» **Short task**
In full and without alteration, repeat the material.

--- Start of Input material ---

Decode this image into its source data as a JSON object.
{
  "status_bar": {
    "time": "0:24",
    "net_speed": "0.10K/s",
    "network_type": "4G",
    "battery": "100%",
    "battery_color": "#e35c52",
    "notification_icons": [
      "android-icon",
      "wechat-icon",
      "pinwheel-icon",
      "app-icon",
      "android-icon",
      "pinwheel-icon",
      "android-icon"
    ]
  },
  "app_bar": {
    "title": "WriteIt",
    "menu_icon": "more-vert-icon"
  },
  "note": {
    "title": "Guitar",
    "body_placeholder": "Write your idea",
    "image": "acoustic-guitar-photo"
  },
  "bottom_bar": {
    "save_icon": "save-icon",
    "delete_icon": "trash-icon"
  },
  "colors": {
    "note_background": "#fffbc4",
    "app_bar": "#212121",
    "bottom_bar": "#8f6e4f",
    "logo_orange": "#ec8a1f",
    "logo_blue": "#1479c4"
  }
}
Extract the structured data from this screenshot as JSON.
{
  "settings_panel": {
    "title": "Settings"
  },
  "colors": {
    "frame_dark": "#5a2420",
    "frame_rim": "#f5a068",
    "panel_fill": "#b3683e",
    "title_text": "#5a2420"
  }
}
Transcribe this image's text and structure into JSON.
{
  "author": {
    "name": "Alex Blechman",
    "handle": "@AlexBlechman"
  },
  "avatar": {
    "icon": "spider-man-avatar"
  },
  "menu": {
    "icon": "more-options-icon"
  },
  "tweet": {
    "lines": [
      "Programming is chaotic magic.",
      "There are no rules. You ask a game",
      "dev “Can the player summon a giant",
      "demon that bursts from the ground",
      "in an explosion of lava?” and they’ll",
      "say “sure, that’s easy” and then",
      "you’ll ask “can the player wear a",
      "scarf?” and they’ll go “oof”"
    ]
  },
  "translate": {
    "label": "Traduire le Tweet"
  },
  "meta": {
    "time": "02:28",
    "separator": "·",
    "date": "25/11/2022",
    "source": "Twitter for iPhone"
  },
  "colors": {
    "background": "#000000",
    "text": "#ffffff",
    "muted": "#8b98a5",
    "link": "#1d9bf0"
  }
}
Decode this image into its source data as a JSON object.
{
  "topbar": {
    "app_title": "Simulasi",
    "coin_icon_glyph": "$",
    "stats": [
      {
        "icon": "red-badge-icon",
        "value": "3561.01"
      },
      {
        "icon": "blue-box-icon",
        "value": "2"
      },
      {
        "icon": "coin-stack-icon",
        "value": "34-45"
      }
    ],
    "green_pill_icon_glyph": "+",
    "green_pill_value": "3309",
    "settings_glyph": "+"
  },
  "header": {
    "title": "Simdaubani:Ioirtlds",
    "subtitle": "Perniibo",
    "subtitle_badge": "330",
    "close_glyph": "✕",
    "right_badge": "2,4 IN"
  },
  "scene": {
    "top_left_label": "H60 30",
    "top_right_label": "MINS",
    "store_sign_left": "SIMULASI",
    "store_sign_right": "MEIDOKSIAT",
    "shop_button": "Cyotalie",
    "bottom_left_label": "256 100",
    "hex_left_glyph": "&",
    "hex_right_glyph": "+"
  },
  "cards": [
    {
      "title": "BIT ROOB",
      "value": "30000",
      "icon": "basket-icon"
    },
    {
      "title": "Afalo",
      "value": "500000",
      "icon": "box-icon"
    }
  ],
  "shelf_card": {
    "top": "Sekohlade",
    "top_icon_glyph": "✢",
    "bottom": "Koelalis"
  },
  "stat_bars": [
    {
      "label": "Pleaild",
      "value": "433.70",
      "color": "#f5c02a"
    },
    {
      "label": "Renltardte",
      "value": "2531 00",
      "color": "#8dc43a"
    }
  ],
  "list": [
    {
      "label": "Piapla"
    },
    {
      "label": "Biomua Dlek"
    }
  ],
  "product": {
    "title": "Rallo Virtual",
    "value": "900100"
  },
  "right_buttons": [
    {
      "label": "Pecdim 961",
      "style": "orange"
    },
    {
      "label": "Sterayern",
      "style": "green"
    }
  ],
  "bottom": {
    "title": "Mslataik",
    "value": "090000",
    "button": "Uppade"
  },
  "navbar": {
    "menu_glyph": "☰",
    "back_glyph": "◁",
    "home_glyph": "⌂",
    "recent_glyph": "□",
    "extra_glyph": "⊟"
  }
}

--- End of Input material ---

» **Output for this exercise**
Decode this image into its source data as a JSON object.
{
  "status_bar": {
    "time": "0:24",
    "net_speed": "0.10K/s",
    "network_type": "4G",
    "battery": "100%",
    "battery_color": "#e35c52",
    "notification_icons": [
      "android-icon",
      "wechat-icon",
      "pinwheel-icon",
      "app-icon",
      "android-icon",
      "pinwheel-icon",
      "android-icon"
    ]
  },
  "app_bar": {
    "title": "WriteIt",
    "menu_icon": "more-vert-icon"
  },
  "note": {
    "title": "Guitar",
    "body_placeholder": "Write your idea",
    "image": "acoustic-guitar-photo"
  },
  "bottom_bar": {
    "save_icon": "save-icon",
    "delete_icon": "trash-icon"
  },
  "colors": {
    "note_background": "#fffbc4",
    "app_bar": "#212121",
    "bottom_bar": "#8f6e4f",
    "logo_orange": "#ec8a1f",
    "logo_blue": "#1479c4"
  }
}
Extract the structured data from this screenshot as JSON.
{
  "settings_panel": {
    "title": "Settings"
  },
  "colors": {
    "frame_dark": "#5a2420",
    "frame_rim": "#f5a068",
    "panel_fill": "#b3683e",
    "title_text": "#5a2420"
  }
}
Transcribe this image's text and structure into JSON.
{
  "author": {
    "name": "Alex Blechman",
    "handle": "@AlexBlechman"
  },
  "avatar": {
    "icon": "spider-man-avatar"
  },
  "menu": {
    "icon": "more-options-icon"
  },
  "tweet": {
    "lines": [
      "Programming is chaotic magic.",
      "There are no rules. You ask a game",
      "dev “Can the player summon a giant",
      "demon that bursts from the ground",
      "in an explosion of lava?” and they’ll",
      "say “sure, that’s easy” and then",
      "you’ll ask “can the player wear a",
      "scarf?” and they’ll go “oof”"
    ]
  },
  "translate": {
    "label": "Traduire le Tweet"
  },
  "meta": {
    "time": "02:28",
    "separator": "·",
    "date": "25/11/2022",
    "source": "Twitter for iPhone"
  },
  "colors": {
    "background": "#000000",
    "text": "#ffffff",
    "muted": "#8b98a5",
    "link": "#1d9bf0"
  }
}
Decode this image into its source data as a JSON object.
{
  "topbar": {
    "app_title": "Simulasi",
    "coin_icon_glyph": "$",
    "stats": [
      {
        "icon": "red-badge-icon",
        "value": "3561.01"
      },
      {
        "icon": "blue-box-icon",
        "value": "2"
      },
      {
        "icon": "coin-stack-icon",
        "value": "34-45"
      }
    ],
    "green_pill_icon_glyph": "+",
    "green_pill_value": "3309",
    "settings_glyph": "+"
  },
  "header": {
    "title": "Simdaubani:Ioirtlds",
    "subtitle": "Perniibo",
    "subtitle_badge": "330",
    "close_glyph": "✕",
    "right_badge": "2,4 IN"
  },
  "scene": {
    "top_left_label": "H60 30",
    "top_right_label": "MINS",
    "store_sign_left": "SIMULASI",
    "store_sign_right": "MEIDOKSIAT",
    "shop_button": "Cyotalie",
    "bottom_left_label": "256 100",
    "hex_left_glyph": "&",
    "hex_right_glyph": "+"
  },
  "cards": [
    {
      "title": "BIT ROOB",
      "value": "30000",
      "icon": "basket-icon"
    },
    {
      "title": "Afalo",
      "value": "500000",
      "icon": "box-icon"
    }
  ],
  "shelf_card": {
    "top": "Sekohlade",
    "top_icon_glyph": "✢",
    "bottom": "Koelalis"
  },
  "stat_bars": [
    {
      "label": "Pleaild",
      "value": "433.70",
      "color": "#f5c02a"
    },
    {
      "label": "Renltardte",
      "value": "2531 00",
      "color": "#8dc43a"
    }
  ],
  "list": [
    {
      "label": "Piapla"
    },
    {
      "label": "Biomua Dlek"
    }
  ],
  "product": {
    "title": "Rallo Virtual",
    "value": "900100"
  },
  "right_buttons": [
    {
      "label": "Pecdim 961",
      "style": "orange"
    },
    {
      "label": "Sterayern",
      "style": "green"
    }
  ],
  "bottom": {
    "title": "Mslataik",
    "value": "090000",
    "button": "Uppade"
  },
  "navbar": {
    "menu_glyph": "☰",
    "back_glyph": "◁",
    "home_glyph": "⌂",
    "recent_glyph": "□",
    "extra_glyph": "⊟"
  }
}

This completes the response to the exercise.